## Stored records

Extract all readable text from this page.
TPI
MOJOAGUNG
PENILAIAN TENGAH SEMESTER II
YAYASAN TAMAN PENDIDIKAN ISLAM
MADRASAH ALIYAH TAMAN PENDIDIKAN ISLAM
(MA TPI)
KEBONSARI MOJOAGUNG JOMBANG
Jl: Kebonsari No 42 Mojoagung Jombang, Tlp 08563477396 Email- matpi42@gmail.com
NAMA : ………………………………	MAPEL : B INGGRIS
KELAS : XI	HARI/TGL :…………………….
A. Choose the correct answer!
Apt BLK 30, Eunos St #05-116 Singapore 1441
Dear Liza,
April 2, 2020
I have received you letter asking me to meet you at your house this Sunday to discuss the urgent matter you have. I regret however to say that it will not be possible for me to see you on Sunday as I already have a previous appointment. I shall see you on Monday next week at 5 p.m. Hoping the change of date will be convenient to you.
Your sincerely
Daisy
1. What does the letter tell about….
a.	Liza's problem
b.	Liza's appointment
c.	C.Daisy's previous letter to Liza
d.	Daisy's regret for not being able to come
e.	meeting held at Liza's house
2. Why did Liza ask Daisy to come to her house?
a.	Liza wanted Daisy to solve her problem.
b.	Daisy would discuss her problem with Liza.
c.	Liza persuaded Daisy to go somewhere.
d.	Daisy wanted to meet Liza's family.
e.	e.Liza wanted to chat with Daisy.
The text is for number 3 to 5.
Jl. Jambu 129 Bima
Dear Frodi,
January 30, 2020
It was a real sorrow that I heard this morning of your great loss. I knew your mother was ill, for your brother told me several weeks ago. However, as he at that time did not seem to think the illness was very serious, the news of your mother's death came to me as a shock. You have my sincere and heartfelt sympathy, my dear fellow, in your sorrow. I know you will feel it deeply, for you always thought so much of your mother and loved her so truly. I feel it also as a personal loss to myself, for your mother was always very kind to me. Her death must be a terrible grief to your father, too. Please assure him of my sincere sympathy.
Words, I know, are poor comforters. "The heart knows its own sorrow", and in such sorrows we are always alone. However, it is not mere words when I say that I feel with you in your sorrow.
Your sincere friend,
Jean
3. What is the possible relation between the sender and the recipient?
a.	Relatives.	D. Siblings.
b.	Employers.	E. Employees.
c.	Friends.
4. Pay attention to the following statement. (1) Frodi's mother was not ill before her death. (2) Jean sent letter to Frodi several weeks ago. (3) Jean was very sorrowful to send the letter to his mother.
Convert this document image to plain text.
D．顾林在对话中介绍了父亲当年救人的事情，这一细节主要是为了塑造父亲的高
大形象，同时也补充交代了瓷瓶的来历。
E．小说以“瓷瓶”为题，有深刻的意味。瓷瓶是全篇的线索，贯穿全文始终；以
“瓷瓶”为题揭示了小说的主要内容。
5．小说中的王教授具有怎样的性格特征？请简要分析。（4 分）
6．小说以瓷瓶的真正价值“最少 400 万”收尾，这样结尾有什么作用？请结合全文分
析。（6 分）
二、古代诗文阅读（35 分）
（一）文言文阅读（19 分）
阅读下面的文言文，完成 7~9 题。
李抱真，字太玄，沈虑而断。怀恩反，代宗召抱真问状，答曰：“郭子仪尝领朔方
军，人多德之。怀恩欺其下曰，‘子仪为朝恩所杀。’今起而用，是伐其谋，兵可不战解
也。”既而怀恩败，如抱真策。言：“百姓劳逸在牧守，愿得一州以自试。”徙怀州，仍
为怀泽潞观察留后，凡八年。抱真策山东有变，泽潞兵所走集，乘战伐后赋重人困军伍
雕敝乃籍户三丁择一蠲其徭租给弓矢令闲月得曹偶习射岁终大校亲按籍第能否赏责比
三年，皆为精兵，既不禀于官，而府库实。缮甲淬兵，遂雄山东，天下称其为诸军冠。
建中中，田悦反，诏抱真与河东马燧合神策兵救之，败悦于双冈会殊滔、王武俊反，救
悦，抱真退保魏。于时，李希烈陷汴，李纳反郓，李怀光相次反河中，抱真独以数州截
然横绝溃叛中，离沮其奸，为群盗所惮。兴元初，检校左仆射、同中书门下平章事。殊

## Stated exercise
Output all of the data above without any alteration.

## Solution for this task
Extract all readable text from this page.
TPI
MOJOAGUNG
PENILAIAN TENGAH SEMESTER II
YAYASAN TAMAN PENDIDIKAN ISLAM
MADRASAH ALIYAH TAMAN PENDIDIKAN ISLAM
(MA TPI)
KEBONSARI MOJOAGUNG JOMBANG
Jl: Kebonsari No 42 Mojoagung Jombang, Tlp 08563477396 Email- matpi42@gmail.com
NAMA : ………………………………	MAPEL : B INGGRIS
KELAS : XI	HARI/TGL :…………………….
A. Choose the correct answer!
Apt BLK 30, Eunos St #05-116 Singapore 1441
Dear Liza,
April 2, 2020
I have received you letter asking me to meet you at your house this Sunday to discuss the urgent matter you have. I regret however to say that it will not be possible for me to see you on Sunday as I already have a previous appointment. I shall see you on Monday next week at 5 p.m. Hoping the change of date will be convenient to you.
Your sincerely
Daisy
1. What does the letter tell about….
a.	Liza's problem
b.	Liza's appointment
c.	C.Daisy's previous letter to Liza
d.	Daisy's regret for not being able to come
e.	meeting held at Liza's house
2. Why did Liza ask Daisy to come to her house?
a.	Liza wanted Daisy to solve her problem.
b.	Daisy would discuss her problem with Liza.
c.	Liza persuaded Daisy to go somewhere.
d.	Daisy wanted to meet Liza's family.
e.	e.Liza wanted to chat with Daisy.
The text is for number 3 to 5.
Jl. Jambu 129 Bima
Dear Frodi,
January 30, 2020
It was a real sorrow that I heard this morning of your great loss. I knew your mother was ill, for your brother told me several weeks ago. However, as he at that time did not seem to think the illness was very serious, the news of your mother's death came to me as a shock. You have my sincere and heartfelt sympathy, my dear fellow, in your sorrow. I know you will feel it deeply, for you always thought so much of your mother and loved her so truly. I feel it also as a personal loss to myself, for your mother was always very kind to me. Her death must be a terrible grief to your father, too. Please assure him of my sincere sympathy.
Words, I know, are poor comforters. "The heart knows its own sorrow", and in such sorrows we are always alone. However, it is not mere words when I say that I feel with you in your sorrow.
Your sincere friend,
Jean
3. What is the possible relation between the sender and the recipient?
a.	Relatives.	D. Siblings.
b.	Employers.	E. Employees.
c.	Friends.
4. Pay attention to the following statement. (1) Frodi's mother was not ill before her death. (2) Jean sent letter to Frodi several weeks ago. (3) Jean was very sorrowful to send the letter to his mother.
Convert this document image to plain text.
D．顾林在对话中介绍了父亲当年救人的事情，这一细节主要是为了塑造父亲的高
大形象，同时也补充交代了瓷瓶的来历。
E．小说以“瓷瓶”为题，有深刻的意味。瓷瓶是全篇的线索，贯穿全文始终；以
“瓷瓶”为题揭示了小说的主要内容。
5．小说中的王教授具有怎样的性格特征？请简要分析。（4 分）
6．小说以瓷瓶的真正价值“最少 400 万”收尾，这样结尾有什么作用？请结合全文分
析。（6 分）
二、古代诗文阅读（35 分）
（一）文言文阅读（19 分）
阅读下面的文言文，完成 7~9 题。
李抱真，字太玄，沈虑而断。怀恩反，代宗召抱真问状，答曰：“郭子仪尝领朔方
军，人多德之。怀恩欺其下曰，‘子仪为朝恩所杀。’今起而用，是伐其谋，兵可不战解
也。”既而怀恩败，如抱真策。言：“百姓劳逸在牧守，愿得一州以自试。”徙怀州，仍
为怀泽潞观察留后，凡八年。抱真策山东有变，泽潞兵所走集，乘战伐后赋重人困军伍
雕敝乃籍户三丁择一蠲其徭租给弓矢令闲月得曹偶习射岁终大校亲按籍第能否赏责比
三年，皆为精兵，既不禀于官，而府库实。缮甲淬兵，遂雄山东，天下称其为诸军冠。
建中中，田悦反，诏抱真与河东马燧合神策兵救之，败悦于双冈会殊滔、王武俊反，救
悦，抱真退保魏。于时，李希烈陷汴，李纳反郓，李怀光相次反河中，抱真独以数州截
然横绝溃叛中，离沮其奸，为群盗所惮。兴元初，检校左仆射、同中书门下平章事。殊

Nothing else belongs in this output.